Stored items from a collection:
..........

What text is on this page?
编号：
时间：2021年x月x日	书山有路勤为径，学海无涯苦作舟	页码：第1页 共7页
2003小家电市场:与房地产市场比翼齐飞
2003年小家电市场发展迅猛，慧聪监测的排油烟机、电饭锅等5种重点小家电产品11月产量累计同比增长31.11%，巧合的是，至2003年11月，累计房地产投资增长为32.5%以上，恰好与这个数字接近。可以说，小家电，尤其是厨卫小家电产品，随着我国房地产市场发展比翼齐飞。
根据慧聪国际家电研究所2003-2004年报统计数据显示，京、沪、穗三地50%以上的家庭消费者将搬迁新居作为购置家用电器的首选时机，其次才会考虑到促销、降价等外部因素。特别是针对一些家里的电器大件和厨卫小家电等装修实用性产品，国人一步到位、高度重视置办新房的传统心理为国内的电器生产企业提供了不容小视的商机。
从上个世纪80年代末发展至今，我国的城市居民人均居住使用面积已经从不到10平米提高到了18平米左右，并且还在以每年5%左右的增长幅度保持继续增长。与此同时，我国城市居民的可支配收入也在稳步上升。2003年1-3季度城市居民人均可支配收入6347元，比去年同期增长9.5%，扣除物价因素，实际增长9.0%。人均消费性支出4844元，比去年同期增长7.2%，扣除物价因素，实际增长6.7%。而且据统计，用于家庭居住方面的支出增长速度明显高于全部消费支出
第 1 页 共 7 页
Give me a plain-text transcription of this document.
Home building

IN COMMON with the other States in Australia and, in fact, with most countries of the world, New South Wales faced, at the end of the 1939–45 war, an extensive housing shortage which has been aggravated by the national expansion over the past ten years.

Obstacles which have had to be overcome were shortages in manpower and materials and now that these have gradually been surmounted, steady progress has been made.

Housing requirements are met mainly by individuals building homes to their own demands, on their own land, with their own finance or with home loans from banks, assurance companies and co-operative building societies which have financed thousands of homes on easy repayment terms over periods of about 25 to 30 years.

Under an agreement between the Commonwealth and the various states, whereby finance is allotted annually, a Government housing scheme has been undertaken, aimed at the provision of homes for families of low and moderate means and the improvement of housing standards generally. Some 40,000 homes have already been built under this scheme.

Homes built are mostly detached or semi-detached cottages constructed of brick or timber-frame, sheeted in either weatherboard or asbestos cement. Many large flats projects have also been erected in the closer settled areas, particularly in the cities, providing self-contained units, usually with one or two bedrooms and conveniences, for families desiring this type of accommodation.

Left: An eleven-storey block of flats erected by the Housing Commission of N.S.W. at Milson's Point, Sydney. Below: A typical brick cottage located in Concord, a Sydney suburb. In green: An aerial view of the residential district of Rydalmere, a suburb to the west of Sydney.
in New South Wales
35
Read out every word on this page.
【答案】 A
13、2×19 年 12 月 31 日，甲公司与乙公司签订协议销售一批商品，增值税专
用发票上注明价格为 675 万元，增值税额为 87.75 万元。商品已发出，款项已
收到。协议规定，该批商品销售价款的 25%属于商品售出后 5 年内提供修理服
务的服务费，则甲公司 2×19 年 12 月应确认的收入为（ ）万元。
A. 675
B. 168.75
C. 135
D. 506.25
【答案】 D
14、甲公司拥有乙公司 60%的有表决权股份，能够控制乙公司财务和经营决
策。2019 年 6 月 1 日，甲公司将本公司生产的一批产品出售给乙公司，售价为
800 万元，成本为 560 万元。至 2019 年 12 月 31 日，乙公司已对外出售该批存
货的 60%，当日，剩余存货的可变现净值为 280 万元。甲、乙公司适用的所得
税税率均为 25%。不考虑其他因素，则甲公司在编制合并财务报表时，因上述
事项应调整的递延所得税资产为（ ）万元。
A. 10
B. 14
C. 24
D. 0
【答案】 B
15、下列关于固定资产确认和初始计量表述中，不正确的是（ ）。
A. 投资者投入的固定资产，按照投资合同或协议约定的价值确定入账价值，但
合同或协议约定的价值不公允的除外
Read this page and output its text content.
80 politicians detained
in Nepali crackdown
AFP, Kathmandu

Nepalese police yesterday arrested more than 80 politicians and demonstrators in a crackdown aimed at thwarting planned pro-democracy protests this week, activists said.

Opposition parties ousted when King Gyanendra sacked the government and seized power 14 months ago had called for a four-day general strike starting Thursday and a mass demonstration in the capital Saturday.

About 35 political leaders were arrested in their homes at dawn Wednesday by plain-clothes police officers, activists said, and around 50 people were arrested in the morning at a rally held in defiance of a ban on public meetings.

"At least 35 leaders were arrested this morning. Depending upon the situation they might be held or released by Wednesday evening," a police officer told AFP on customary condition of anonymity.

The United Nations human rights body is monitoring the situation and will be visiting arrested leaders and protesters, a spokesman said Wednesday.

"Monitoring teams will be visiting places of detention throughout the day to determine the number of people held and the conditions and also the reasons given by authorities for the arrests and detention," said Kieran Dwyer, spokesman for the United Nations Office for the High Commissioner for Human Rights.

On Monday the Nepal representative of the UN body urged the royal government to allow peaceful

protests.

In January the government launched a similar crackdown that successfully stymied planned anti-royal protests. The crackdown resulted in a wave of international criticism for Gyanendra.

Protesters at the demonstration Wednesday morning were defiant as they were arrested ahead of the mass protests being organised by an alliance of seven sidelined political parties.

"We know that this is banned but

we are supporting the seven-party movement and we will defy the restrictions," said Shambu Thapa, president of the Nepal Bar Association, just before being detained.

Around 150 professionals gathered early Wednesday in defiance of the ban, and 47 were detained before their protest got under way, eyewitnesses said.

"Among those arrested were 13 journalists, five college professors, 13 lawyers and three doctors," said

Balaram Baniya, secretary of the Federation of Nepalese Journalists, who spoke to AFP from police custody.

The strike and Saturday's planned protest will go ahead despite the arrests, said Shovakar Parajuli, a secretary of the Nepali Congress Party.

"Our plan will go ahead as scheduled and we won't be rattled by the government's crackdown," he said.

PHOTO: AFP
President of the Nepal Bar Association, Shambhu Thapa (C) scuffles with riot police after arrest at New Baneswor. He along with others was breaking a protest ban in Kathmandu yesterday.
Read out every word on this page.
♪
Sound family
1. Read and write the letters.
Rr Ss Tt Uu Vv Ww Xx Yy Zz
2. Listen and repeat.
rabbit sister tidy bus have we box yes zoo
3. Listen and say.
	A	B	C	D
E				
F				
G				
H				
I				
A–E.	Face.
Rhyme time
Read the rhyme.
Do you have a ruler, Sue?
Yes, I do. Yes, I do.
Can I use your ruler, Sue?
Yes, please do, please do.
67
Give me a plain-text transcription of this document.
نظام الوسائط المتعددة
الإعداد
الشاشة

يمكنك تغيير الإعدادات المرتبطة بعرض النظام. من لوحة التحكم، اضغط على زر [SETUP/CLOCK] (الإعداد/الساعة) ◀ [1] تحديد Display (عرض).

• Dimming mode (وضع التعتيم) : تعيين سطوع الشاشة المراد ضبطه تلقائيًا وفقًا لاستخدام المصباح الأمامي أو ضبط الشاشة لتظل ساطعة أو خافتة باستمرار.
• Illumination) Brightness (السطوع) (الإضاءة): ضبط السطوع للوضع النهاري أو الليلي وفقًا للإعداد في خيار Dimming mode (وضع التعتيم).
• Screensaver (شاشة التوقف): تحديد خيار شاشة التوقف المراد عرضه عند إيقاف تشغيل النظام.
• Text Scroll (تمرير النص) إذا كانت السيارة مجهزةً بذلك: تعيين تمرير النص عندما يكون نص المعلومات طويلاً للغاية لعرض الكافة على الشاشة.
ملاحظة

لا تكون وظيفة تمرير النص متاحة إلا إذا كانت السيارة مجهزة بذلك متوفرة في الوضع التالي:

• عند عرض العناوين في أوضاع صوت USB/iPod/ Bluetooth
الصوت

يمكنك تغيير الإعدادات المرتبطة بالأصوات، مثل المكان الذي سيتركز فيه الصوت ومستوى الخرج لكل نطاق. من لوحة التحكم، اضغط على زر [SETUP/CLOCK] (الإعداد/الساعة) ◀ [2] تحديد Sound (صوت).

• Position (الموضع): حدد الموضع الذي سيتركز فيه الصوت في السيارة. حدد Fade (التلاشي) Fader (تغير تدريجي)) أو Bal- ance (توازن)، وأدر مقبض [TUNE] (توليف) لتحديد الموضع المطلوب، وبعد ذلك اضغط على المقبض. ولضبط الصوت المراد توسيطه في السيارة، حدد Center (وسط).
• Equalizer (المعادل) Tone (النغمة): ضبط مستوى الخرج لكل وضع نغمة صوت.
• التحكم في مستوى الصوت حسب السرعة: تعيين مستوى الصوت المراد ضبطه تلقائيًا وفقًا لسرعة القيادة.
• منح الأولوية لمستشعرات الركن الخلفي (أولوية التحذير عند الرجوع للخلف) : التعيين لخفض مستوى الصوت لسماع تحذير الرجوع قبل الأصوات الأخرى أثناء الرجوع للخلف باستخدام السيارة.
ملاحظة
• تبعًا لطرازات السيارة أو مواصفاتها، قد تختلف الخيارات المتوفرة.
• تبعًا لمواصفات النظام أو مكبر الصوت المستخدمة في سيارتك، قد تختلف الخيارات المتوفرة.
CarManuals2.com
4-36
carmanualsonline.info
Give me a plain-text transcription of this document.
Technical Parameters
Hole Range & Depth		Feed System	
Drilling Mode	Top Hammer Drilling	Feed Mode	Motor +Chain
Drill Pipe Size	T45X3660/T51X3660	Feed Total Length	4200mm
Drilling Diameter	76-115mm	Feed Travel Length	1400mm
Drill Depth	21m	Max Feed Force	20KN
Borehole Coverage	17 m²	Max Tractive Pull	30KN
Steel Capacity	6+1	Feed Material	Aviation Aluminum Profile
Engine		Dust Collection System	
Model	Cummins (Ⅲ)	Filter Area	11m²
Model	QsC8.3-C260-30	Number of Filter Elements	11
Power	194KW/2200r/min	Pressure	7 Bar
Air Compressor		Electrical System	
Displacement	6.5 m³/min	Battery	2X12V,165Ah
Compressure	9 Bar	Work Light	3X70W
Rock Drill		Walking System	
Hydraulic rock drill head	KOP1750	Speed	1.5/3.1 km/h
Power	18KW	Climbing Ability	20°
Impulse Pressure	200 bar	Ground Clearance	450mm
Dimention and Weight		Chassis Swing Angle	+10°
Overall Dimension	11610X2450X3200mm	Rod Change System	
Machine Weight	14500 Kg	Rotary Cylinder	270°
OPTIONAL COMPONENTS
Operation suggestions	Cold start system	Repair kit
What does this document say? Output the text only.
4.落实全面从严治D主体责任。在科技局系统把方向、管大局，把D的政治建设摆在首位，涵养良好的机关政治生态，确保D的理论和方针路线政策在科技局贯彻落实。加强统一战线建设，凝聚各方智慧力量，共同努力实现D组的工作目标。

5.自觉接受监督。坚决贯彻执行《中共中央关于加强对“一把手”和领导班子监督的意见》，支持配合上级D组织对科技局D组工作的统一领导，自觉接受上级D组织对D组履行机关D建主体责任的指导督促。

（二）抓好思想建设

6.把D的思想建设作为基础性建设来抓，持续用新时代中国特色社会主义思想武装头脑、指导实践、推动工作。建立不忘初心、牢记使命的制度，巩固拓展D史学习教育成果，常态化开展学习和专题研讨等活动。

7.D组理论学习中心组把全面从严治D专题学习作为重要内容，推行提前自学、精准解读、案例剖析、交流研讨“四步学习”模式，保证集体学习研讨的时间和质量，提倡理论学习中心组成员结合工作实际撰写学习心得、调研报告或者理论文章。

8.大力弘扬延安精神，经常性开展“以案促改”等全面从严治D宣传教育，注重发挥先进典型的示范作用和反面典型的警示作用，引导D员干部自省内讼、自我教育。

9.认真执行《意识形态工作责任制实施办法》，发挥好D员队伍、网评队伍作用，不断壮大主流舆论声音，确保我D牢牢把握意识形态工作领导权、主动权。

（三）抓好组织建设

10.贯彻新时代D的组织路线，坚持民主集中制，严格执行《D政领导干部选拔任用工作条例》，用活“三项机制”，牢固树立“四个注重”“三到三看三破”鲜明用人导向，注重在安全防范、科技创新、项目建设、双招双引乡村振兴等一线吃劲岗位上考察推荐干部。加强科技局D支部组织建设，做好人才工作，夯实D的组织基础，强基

..........

→ **Your instructions**
Pick out the lines containing the string "aimed" and show them.

→ **Solution to the exercise**
Under an agreement between the Commonwealth and the various states, whereby finance is allotted annually, a Government housing scheme has been undertaken, aimed at the provision of homes for families of low and moderate means and the improvement of housing standards generally. Some 40,000 homes have already been built under this scheme.
Nepalese police yesterday arrested more than 80 politicians and demonstrators in a crackdown aimed at thwarting planned pro-democracy protests this week, activists said.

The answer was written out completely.